Input rows ->

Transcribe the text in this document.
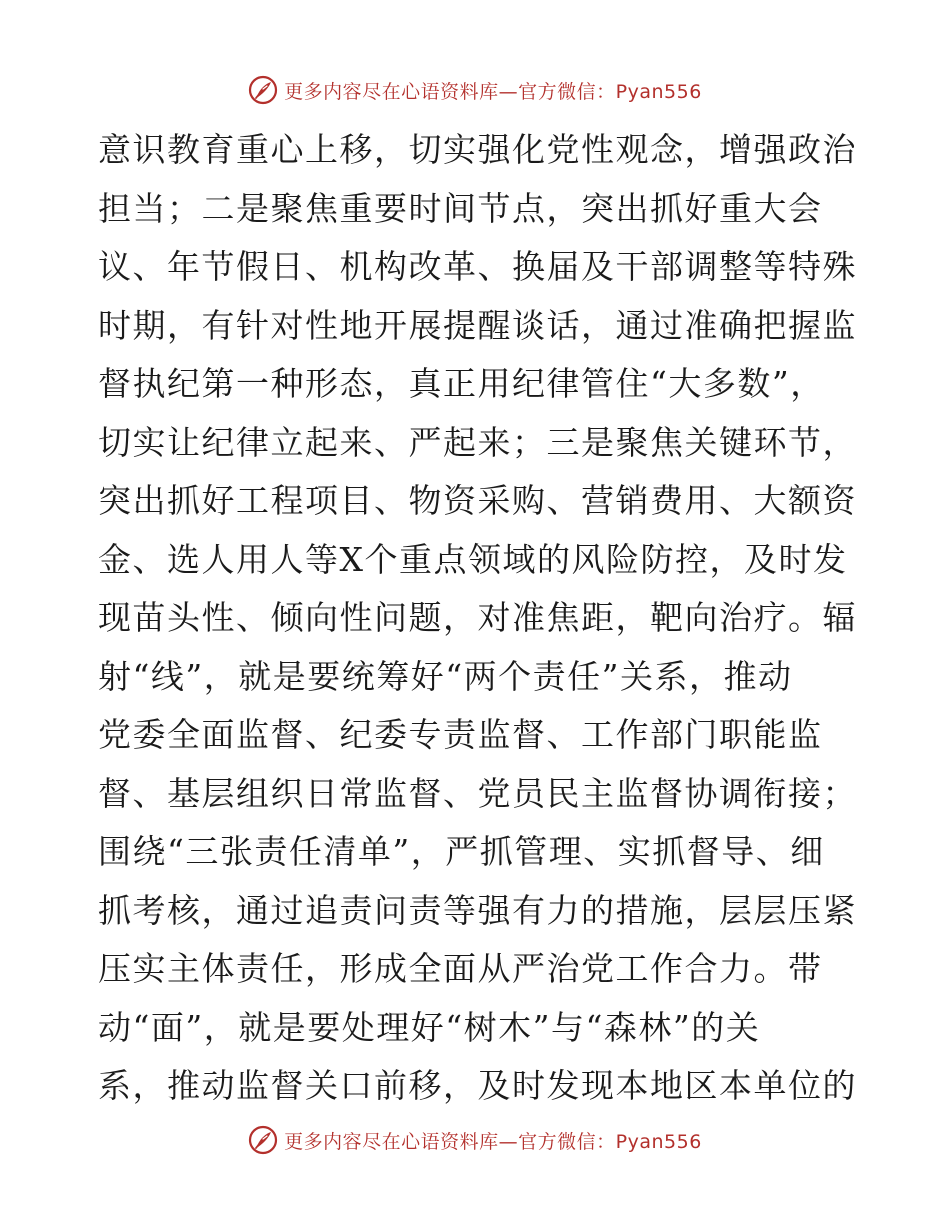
更多内容尽在心语资料库—官方微信：Pyan556
意识教育重心上移，切实强化党性观念，增强政治
担当；二是聚焦重要时间节点，突出抓好重大会
议、年节假日、机构改革、换届及干部调整等特殊
时期，有针对性地开展提醒谈话，通过准确把握监
督执纪第一种形态，真正用纪律管住“大多数”，
切实让纪律立起来、严起来；三是聚焦关键环节，
突出抓好工程项目、物资采购、营销费用、大额资
金、选人用人等X个重点领域的风险防控，及时发
现苗头性、倾向性问题，对准焦距，靶向治疗。辐
射“线”，就是要统筹好“两个责任”关系，推动
党委全面监督、纪委专责监督、工作部门职能监
督、基层组织日常监督、党员民主监督协调衔接；
围绕“三张责任清单”，严抓管理、实抓督导、细
抓考核，通过追责问责等强有力的措施，层层压紧
压实主体责任，形成全面从严治党工作合力。带
动“面”，就是要处理好“树木”与“森林”的关
系，推动监督关口前移，及时发现本地区本单位的
更多内容尽在心语资料库—官方微信：Pyan556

Your goal ->
Go through the listing above and quote it exactly, apart from its images.

Result of the task ->
Transcribe the text in this document.
更多内容尽在心语资料库—官方微信：Pyan556
意识教育重心上移，切实强化党性观念，增强政治
担当；二是聚焦重要时间节点，突出抓好重大会
议、年节假日、机构改革、换届及干部调整等特殊
时期，有针对性地开展提醒谈话，通过准确把握监
督执纪第一种形态，真正用纪律管住“大多数”，
切实让纪律立起来、严起来；三是聚焦关键环节，
突出抓好工程项目、物资采购、营销费用、大额资
金、选人用人等X个重点领域的风险防控，及时发
现苗头性、倾向性问题，对准焦距，靶向治疗。辐
射“线”，就是要统筹好“两个责任”关系，推动
党委全面监督、纪委专责监督、工作部门职能监
督、基层组织日常监督、党员民主监督协调衔接；
围绕“三张责任清单”，严抓管理、实抓督导、细
抓考核，通过追责问责等强有力的措施，层层压紧
压实主体责任，形成全面从严治党工作合力。带
动“面”，就是要处理好“树木”与“森林”的关
系，推动监督关口前移，及时发现本地区本单位的
更多内容尽在心语资料库—官方微信：Pyan556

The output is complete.